─── RECORDS ───

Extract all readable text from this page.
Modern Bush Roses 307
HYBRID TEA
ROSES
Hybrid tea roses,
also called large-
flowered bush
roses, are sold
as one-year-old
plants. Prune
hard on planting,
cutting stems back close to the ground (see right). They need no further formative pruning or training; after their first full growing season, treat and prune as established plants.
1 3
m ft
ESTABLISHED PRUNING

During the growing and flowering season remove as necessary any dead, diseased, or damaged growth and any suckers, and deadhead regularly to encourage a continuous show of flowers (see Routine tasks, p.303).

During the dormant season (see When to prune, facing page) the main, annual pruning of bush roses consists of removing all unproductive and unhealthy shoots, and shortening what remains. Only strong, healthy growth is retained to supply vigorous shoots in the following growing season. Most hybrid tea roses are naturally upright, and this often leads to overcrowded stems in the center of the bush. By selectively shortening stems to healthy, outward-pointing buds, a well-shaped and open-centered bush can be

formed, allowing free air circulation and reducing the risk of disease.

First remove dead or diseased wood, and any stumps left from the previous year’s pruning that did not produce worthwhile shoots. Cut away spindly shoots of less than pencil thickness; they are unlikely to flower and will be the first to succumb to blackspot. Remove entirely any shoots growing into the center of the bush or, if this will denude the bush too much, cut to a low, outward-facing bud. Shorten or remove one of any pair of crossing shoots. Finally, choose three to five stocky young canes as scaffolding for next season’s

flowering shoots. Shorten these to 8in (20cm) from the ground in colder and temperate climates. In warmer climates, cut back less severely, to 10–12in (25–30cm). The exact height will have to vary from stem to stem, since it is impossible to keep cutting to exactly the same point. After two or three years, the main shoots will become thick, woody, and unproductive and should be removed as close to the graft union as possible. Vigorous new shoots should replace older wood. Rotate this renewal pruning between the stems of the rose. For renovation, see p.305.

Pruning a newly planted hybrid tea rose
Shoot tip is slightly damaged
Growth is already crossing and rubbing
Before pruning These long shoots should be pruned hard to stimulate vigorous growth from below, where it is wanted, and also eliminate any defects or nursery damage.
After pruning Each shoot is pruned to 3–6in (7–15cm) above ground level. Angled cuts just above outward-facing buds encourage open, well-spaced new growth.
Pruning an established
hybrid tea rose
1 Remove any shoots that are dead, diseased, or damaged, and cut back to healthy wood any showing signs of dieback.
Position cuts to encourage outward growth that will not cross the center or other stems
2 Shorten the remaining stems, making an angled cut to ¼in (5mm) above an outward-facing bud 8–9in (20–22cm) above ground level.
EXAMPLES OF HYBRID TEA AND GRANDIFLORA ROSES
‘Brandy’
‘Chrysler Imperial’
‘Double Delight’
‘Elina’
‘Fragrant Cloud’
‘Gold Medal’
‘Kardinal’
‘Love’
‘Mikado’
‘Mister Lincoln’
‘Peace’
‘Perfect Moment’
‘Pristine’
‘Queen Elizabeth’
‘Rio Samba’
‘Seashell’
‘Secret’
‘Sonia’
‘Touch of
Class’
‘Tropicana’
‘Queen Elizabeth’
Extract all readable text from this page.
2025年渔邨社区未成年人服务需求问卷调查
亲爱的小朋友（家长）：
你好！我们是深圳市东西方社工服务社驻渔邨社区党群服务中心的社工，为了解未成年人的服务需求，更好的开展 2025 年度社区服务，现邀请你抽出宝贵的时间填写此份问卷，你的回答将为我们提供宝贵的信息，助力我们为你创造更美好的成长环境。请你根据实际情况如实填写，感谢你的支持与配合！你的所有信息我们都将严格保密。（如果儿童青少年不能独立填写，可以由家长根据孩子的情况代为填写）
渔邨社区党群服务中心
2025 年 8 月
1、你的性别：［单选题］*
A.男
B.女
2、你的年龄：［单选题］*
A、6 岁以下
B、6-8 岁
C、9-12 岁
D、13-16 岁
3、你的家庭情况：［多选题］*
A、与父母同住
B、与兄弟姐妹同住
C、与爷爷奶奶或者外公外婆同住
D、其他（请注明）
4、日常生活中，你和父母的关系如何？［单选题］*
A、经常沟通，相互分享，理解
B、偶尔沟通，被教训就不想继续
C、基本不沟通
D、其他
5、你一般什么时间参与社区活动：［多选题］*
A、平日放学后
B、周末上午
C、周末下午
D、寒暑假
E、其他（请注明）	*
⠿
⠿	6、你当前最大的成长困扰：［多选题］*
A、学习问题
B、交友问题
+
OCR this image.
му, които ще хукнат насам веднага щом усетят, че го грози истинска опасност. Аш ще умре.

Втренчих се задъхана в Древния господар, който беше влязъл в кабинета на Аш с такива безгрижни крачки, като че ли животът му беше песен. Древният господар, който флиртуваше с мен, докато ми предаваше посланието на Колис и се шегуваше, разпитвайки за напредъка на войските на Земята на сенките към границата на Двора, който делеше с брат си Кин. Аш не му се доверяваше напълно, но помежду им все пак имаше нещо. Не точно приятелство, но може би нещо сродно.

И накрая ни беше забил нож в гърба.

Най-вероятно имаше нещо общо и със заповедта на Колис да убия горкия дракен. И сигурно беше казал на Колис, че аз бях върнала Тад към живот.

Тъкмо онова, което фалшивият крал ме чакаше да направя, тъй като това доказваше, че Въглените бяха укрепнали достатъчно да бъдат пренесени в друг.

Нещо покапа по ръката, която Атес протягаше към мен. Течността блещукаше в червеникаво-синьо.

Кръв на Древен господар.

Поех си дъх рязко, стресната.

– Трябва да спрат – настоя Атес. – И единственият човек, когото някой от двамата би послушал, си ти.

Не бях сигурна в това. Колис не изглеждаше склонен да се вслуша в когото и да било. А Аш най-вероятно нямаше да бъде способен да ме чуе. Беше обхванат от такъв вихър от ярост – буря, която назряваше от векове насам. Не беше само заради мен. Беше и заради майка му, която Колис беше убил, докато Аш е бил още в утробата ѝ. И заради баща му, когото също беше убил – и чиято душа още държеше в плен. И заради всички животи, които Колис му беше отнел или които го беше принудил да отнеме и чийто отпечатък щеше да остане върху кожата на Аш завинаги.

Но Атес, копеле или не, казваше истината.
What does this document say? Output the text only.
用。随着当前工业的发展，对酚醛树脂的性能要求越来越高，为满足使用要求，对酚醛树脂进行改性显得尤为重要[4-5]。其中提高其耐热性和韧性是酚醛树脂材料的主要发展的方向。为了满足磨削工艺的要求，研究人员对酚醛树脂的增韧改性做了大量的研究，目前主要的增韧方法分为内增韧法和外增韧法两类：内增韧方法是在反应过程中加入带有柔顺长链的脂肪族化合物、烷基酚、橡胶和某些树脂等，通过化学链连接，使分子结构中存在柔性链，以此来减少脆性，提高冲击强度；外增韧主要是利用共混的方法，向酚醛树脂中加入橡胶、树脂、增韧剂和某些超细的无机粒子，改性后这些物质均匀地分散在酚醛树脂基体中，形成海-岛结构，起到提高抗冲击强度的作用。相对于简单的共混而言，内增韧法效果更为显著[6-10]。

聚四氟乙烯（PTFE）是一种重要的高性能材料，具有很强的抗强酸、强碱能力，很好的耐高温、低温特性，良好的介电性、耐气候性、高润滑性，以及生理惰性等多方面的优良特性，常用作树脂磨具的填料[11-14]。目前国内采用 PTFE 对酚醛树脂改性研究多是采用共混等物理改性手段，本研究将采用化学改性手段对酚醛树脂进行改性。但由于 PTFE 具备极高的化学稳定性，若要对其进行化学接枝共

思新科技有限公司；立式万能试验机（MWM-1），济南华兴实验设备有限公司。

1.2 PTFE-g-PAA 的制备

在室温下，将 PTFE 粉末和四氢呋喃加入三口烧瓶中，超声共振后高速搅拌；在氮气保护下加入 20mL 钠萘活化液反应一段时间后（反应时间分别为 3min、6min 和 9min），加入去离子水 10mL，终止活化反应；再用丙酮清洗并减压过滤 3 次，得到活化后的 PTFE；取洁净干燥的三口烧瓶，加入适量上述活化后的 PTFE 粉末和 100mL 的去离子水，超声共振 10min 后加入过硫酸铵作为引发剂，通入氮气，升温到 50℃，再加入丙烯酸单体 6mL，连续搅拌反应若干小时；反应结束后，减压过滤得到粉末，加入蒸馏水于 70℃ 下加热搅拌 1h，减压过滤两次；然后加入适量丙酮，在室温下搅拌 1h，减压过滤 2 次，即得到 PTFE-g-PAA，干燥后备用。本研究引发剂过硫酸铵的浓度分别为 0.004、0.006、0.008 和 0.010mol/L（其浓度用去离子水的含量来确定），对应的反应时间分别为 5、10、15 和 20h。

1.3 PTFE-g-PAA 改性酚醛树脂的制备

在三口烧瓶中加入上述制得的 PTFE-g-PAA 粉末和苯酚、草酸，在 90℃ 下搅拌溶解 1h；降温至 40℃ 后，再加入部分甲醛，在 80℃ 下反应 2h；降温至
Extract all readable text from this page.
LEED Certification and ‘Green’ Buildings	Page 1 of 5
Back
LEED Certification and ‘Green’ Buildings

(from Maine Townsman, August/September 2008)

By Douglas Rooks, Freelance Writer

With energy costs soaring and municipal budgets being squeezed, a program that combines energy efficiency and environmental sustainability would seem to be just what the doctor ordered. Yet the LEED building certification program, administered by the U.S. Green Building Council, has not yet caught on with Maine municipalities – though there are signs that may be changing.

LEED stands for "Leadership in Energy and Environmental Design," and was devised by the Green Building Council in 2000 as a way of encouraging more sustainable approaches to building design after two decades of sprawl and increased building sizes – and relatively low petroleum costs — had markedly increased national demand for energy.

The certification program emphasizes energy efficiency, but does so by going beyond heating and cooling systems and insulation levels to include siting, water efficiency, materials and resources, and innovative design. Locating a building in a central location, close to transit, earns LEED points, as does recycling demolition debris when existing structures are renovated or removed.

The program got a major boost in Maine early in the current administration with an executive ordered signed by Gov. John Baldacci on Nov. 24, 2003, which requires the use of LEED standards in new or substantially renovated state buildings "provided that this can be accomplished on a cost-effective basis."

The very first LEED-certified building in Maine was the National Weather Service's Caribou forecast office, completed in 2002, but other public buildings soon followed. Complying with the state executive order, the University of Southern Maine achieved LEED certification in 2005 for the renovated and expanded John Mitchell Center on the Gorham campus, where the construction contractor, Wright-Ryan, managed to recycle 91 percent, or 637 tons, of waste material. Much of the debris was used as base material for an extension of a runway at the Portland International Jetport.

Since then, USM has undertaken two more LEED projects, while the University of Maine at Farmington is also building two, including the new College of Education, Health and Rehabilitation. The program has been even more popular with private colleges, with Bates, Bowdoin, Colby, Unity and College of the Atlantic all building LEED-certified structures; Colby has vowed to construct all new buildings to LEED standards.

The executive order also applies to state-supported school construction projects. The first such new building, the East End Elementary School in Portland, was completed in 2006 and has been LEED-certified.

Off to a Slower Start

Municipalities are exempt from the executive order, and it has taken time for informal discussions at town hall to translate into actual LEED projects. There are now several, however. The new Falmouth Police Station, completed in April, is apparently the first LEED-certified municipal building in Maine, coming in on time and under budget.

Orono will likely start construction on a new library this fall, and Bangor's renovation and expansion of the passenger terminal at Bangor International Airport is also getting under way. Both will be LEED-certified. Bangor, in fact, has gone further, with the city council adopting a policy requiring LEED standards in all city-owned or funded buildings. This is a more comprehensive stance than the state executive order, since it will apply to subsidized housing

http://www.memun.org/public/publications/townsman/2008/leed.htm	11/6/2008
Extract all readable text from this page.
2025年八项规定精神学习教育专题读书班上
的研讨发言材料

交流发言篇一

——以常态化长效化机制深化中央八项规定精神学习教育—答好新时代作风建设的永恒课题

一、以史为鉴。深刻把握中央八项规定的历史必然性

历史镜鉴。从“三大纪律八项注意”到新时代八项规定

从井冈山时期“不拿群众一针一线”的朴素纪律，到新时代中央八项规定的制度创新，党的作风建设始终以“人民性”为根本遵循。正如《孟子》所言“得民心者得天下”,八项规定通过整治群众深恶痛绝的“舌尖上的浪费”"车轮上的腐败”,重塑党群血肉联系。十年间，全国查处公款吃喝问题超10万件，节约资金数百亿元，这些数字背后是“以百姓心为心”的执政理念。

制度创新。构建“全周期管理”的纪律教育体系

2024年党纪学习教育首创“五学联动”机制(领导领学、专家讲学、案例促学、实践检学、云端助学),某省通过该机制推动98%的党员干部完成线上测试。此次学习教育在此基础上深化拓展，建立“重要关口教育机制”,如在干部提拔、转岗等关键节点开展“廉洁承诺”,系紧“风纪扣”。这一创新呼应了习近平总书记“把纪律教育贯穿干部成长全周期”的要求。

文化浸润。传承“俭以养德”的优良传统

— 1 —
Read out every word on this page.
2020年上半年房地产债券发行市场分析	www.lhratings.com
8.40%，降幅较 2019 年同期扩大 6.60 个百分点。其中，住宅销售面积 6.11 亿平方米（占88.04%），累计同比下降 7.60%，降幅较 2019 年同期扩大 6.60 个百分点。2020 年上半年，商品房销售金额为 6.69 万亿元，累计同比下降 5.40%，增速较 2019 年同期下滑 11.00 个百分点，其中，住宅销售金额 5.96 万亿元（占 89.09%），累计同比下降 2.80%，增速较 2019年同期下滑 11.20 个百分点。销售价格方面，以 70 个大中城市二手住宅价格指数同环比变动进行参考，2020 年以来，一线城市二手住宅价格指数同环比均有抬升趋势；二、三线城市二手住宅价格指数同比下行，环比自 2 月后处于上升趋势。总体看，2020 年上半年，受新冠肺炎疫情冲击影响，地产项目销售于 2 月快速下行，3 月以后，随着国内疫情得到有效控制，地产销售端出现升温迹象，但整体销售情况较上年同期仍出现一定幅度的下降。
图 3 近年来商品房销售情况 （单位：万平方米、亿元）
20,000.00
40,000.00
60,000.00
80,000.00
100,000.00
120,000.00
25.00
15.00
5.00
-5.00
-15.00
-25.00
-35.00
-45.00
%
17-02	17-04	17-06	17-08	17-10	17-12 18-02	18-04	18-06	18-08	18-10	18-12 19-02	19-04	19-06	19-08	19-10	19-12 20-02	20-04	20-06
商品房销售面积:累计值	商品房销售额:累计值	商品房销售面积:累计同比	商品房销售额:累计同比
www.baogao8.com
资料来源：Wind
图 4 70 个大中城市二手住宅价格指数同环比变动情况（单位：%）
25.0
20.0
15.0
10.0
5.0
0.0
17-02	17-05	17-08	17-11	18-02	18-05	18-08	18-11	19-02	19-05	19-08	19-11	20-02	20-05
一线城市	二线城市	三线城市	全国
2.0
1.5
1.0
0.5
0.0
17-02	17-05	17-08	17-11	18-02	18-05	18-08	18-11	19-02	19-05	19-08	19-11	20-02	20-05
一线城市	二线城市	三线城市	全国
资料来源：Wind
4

───

• [REQUEST] Tally every line of the listing that holds the string "well", then give the number by itself.

• [THE REPLY] 2